Data entries —
--- --- ---
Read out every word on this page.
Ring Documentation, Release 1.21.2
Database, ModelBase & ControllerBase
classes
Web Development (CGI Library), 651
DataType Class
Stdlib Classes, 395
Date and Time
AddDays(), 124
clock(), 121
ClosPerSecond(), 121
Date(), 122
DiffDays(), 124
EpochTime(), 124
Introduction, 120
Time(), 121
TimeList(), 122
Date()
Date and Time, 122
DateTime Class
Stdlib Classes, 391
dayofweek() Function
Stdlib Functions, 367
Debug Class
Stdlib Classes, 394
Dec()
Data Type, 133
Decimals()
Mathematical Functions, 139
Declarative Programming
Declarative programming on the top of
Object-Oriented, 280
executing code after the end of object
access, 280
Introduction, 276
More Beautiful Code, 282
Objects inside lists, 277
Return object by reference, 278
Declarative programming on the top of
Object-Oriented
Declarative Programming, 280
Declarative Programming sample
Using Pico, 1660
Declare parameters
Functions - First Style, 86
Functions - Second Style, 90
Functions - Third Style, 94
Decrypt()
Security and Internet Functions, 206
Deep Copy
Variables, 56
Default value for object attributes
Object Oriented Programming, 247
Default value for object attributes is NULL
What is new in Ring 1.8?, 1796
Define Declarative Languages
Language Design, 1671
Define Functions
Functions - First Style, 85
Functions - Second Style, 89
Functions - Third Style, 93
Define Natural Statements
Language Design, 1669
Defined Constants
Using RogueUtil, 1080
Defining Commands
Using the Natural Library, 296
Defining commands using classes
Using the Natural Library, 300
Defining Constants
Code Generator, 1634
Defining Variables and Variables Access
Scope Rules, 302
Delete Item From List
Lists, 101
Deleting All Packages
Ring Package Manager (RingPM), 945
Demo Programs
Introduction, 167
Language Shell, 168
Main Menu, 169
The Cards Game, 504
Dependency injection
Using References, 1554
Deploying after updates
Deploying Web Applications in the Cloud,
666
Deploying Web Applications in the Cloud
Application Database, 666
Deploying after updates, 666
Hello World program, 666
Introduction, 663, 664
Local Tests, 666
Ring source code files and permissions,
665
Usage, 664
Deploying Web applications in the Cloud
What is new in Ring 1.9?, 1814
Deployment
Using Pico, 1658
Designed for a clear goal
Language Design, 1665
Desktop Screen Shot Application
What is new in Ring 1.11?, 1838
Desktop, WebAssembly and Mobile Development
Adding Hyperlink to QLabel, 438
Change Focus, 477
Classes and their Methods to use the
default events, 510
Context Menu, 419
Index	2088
--- --- ---
The request — Exactly how many lines of the listing above contain the string "Constants"? Give no more than the number.

Result for this exercise — 2